■ **Exercise aim**: State only the number of lines that contain the string "Database".

■ **Given information**:

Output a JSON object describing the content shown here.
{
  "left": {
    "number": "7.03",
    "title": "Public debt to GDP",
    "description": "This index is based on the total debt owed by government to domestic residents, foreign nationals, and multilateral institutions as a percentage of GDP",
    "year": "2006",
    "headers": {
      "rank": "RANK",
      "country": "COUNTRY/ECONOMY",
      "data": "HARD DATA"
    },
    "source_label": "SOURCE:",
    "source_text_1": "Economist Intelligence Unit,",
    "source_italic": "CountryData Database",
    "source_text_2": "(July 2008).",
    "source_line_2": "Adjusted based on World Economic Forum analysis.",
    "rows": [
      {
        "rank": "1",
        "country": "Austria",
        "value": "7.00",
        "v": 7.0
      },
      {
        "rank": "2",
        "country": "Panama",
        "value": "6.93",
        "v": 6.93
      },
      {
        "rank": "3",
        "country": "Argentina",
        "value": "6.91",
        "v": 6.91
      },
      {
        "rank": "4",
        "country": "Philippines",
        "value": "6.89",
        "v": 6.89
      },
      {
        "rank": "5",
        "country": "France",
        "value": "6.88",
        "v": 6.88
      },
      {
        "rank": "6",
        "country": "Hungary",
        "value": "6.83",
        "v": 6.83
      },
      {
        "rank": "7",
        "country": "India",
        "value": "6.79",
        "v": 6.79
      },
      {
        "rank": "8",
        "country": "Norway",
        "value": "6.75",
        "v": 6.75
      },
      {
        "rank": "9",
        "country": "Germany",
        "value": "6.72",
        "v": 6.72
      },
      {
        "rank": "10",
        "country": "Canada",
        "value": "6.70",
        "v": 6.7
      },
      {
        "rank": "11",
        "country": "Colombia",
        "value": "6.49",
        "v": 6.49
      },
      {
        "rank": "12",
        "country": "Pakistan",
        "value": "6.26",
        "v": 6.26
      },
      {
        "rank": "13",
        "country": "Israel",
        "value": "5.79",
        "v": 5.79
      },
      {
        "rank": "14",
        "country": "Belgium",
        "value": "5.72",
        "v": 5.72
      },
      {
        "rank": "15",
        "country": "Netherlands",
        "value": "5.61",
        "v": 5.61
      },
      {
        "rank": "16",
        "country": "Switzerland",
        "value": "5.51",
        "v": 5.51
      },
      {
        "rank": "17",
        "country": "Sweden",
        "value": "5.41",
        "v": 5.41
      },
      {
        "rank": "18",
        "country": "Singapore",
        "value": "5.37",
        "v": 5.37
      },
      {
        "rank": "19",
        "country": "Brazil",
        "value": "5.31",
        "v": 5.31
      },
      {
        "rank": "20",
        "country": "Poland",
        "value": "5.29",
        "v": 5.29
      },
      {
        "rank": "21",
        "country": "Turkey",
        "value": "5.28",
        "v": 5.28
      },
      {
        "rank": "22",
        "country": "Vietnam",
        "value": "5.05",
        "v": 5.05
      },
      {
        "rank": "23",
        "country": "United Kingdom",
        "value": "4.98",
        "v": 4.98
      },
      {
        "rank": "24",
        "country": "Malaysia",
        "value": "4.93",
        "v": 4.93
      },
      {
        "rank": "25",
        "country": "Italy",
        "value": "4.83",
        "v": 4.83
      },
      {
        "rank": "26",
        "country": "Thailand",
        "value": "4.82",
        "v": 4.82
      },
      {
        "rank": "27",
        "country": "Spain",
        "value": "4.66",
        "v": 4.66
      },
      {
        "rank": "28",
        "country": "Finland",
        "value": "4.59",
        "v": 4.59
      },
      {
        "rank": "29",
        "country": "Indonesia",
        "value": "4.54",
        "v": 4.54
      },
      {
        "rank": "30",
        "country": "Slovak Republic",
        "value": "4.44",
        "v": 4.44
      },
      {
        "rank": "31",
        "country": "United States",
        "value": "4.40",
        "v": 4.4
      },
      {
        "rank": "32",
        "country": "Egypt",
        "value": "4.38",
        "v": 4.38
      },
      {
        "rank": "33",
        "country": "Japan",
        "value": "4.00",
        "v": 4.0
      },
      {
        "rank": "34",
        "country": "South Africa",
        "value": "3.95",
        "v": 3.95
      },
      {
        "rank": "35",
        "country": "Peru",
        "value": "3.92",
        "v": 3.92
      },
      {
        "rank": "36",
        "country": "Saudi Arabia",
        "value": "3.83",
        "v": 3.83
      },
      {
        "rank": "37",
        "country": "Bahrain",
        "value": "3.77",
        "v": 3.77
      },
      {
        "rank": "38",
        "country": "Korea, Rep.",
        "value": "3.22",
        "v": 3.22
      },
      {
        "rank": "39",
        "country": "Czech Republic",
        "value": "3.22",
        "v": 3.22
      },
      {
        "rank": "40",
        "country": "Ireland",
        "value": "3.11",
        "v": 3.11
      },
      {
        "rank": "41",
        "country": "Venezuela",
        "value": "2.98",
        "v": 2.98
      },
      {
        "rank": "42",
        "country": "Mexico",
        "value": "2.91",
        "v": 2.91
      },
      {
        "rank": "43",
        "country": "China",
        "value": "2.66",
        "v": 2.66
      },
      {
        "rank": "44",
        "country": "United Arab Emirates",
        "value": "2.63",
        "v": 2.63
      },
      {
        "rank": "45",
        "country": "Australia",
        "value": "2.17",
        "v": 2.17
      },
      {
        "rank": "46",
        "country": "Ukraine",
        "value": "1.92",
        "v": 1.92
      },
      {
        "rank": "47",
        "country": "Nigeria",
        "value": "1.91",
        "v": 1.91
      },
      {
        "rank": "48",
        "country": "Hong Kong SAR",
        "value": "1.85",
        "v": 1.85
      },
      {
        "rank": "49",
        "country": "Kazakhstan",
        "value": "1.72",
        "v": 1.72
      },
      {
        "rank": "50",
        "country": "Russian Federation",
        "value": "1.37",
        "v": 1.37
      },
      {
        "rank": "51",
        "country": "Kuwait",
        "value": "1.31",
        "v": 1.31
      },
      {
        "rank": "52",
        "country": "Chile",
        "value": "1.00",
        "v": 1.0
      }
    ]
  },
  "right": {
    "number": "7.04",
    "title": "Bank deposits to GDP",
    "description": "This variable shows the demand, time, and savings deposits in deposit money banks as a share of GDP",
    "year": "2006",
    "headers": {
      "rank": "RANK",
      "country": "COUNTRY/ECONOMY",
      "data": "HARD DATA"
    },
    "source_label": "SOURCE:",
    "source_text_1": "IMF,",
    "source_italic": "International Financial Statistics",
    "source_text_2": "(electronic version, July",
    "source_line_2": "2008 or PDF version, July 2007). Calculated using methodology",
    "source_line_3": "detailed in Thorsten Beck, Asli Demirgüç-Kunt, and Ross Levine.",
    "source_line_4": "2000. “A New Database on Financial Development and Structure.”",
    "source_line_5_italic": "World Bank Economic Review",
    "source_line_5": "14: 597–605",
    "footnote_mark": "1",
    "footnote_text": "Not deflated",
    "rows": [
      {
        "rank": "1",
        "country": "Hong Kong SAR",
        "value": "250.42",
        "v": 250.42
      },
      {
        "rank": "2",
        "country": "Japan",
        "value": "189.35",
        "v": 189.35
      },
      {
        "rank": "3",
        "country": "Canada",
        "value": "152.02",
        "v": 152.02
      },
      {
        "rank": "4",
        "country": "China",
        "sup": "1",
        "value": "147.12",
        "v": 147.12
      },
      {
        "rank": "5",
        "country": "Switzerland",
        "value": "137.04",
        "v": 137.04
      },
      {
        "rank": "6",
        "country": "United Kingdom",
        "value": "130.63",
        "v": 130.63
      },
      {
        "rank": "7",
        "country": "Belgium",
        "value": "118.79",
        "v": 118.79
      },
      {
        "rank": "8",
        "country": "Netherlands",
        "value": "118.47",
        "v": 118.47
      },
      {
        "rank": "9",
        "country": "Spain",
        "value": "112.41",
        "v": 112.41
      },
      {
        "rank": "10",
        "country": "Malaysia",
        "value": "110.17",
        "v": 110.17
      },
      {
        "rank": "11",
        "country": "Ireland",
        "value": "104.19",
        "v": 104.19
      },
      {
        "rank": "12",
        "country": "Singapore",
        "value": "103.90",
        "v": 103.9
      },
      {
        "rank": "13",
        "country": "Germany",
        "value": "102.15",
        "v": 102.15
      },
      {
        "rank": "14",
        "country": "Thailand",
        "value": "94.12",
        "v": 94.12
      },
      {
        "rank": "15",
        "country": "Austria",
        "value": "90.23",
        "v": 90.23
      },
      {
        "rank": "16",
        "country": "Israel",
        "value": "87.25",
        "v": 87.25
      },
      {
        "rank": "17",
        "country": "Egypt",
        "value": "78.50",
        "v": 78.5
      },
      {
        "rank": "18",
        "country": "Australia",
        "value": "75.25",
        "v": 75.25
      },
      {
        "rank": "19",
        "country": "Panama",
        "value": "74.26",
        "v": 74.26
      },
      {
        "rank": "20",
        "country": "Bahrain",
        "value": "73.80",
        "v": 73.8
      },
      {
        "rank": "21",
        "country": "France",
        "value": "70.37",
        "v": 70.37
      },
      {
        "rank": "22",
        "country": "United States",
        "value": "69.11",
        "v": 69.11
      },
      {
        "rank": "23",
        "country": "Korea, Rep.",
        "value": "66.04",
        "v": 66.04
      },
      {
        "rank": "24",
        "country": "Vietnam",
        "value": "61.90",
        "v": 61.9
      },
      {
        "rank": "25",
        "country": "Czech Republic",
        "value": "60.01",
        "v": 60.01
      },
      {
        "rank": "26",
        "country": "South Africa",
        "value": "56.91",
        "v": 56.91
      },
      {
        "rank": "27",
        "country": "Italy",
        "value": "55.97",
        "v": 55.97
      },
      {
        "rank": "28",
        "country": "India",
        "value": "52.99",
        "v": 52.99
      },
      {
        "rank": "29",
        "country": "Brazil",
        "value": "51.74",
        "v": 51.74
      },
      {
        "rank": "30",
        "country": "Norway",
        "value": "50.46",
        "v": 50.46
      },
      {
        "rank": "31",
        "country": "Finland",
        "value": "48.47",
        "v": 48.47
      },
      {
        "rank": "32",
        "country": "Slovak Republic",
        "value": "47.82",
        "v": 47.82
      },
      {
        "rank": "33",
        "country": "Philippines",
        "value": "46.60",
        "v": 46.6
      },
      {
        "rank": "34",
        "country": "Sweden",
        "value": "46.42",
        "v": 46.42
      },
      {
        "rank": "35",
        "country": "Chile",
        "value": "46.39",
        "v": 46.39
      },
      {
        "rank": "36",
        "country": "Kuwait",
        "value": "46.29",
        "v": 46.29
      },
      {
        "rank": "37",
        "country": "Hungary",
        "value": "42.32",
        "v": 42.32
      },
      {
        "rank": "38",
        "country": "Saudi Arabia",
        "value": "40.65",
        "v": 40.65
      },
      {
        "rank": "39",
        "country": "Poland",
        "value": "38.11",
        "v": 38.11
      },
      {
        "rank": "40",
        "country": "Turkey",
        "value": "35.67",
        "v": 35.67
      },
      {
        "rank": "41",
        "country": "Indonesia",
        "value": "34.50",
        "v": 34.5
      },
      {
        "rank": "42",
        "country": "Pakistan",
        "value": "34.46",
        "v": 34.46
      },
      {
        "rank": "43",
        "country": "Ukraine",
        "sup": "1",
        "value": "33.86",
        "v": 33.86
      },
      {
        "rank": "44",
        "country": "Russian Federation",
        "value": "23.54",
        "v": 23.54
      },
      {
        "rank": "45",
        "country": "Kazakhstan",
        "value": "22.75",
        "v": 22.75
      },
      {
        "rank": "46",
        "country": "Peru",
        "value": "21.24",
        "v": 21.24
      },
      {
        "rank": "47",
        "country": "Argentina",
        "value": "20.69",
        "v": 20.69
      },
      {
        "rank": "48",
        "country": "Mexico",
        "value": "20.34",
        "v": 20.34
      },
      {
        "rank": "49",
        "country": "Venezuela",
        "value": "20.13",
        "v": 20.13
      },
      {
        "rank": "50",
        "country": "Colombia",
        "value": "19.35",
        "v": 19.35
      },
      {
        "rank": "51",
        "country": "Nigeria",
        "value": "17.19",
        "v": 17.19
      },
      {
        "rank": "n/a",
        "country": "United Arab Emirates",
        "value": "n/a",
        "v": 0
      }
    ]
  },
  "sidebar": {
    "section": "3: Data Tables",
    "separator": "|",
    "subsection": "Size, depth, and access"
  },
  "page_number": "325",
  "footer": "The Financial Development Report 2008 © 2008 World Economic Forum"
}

■ **Written answer**: 2